> _TASK DESCRIPTION_:
Could you extract every entry below and reproduce it exactly?

>> begin DATA SUPPLIED

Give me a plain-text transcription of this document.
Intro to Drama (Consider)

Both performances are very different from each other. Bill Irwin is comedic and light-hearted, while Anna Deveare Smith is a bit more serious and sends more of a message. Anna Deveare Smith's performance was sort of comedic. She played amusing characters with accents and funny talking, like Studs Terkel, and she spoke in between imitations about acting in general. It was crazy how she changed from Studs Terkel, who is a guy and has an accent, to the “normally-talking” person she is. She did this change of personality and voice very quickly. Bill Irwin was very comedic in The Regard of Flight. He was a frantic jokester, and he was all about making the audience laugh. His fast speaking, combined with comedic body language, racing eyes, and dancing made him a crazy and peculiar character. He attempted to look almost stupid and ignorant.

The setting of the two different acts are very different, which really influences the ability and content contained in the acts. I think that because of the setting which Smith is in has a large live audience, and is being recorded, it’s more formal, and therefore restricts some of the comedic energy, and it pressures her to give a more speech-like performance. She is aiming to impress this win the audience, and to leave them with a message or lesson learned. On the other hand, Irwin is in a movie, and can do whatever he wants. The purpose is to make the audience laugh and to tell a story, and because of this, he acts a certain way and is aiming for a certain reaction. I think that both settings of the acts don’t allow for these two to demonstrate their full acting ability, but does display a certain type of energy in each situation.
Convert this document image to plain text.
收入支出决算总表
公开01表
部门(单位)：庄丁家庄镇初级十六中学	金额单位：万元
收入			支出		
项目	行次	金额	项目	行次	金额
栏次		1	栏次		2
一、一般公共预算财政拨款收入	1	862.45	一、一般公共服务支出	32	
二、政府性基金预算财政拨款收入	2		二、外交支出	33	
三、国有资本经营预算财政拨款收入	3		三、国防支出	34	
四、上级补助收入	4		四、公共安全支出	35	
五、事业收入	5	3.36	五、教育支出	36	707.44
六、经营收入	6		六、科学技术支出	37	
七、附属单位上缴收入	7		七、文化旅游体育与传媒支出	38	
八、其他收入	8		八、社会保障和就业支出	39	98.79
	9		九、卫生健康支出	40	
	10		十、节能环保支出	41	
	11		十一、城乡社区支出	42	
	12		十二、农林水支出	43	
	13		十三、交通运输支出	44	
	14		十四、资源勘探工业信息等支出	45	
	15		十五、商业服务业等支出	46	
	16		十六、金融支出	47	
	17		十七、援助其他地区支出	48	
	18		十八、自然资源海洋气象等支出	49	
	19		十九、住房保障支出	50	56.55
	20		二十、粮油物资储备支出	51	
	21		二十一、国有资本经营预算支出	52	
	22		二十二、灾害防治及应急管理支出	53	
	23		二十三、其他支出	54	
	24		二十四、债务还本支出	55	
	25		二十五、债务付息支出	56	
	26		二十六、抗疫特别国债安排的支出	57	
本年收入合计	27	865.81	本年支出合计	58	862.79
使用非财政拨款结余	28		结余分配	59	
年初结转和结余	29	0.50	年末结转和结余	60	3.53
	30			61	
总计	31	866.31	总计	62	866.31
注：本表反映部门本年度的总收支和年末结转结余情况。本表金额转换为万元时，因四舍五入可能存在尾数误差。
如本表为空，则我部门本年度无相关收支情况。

>> end DATA SUPPLIED

> _WRITTEN SOLUTION_:
Give me a plain-text transcription of this document.
Intro to Drama (Consider)

Both performances are very different from each other. Bill Irwin is comedic and light-hearted, while Anna Deveare Smith is a bit more serious and sends more of a message. Anna Deveare Smith's performance was sort of comedic. She played amusing characters with accents and funny talking, like Studs Terkel, and she spoke in between imitations about acting in general. It was crazy how she changed from Studs Terkel, who is a guy and has an accent, to the “normally-talking” person she is. She did this change of personality and voice very quickly. Bill Irwin was very comedic in The Regard of Flight. He was a frantic jokester, and he was all about making the audience laugh. His fast speaking, combined with comedic body language, racing eyes, and dancing made him a crazy and peculiar character. He attempted to look almost stupid and ignorant.

The setting of the two different acts are very different, which really influences the ability and content contained in the acts. I think that because of the setting which Smith is in has a large live audience, and is being recorded, it’s more formal, and therefore restricts some of the comedic energy, and it pressures her to give a more speech-like performance. She is aiming to impress this win the audience, and to leave them with a message or lesson learned. On the other hand, Irwin is in a movie, and can do whatever he wants. The purpose is to make the audience laugh and to tell a story, and because of this, he acts a certain way and is aiming for a certain reaction. I think that both settings of the acts don’t allow for these two to demonstrate their full acting ability, but does display a certain type of energy in each situation.
Convert this document image to plain text.
收入支出决算总表
公开01表
部门(单位)：庄丁家庄镇初级十六中学	金额单位：万元
收入			支出		
项目	行次	金额	项目	行次	金额
栏次		1	栏次		2
一、一般公共预算财政拨款收入	1	862.45	一、一般公共服务支出	32	
二、政府性基金预算财政拨款收入	2		二、外交支出	33	
三、国有资本经营预算财政拨款收入	3		三、国防支出	34	
四、上级补助收入	4		四、公共安全支出	35	
五、事业收入	5	3.36	五、教育支出	36	707.44
六、经营收入	6		六、科学技术支出	37	
七、附属单位上缴收入	7		七、文化旅游体育与传媒支出	38	
八、其他收入	8		八、社会保障和就业支出	39	98.79
	9		九、卫生健康支出	40	
	10		十、节能环保支出	41	
	11		十一、城乡社区支出	42	
	12		十二、农林水支出	43	
	13		十三、交通运输支出	44	
	14		十四、资源勘探工业信息等支出	45	
	15		十五、商业服务业等支出	46	
	16		十六、金融支出	47	
	17		十七、援助其他地区支出	48	
	18		十八、自然资源海洋气象等支出	49	
	19		十九、住房保障支出	50	56.55
	20		二十、粮油物资储备支出	51	
	21		二十一、国有资本经营预算支出	52	
	22		二十二、灾害防治及应急管理支出	53	
	23		二十三、其他支出	54	
	24		二十四、债务还本支出	55	
	25		二十五、债务付息支出	56	
	26		二十六、抗疫特别国债安排的支出	57	
本年收入合计	27	865.81	本年支出合计	58	862.79
使用非财政拨款结余	28		结余分配	59	
年初结转和结余	29	0.50	年末结转和结余	60	3.53
	30			61	
总计	31	866.31	总计	62	866.31
注：本表反映部门本年度的总收支和年末结转结余情况。本表金额转换为万元时，因四舍五入可能存在尾数误差。
如本表为空，则我部门本年度无相关收支情况。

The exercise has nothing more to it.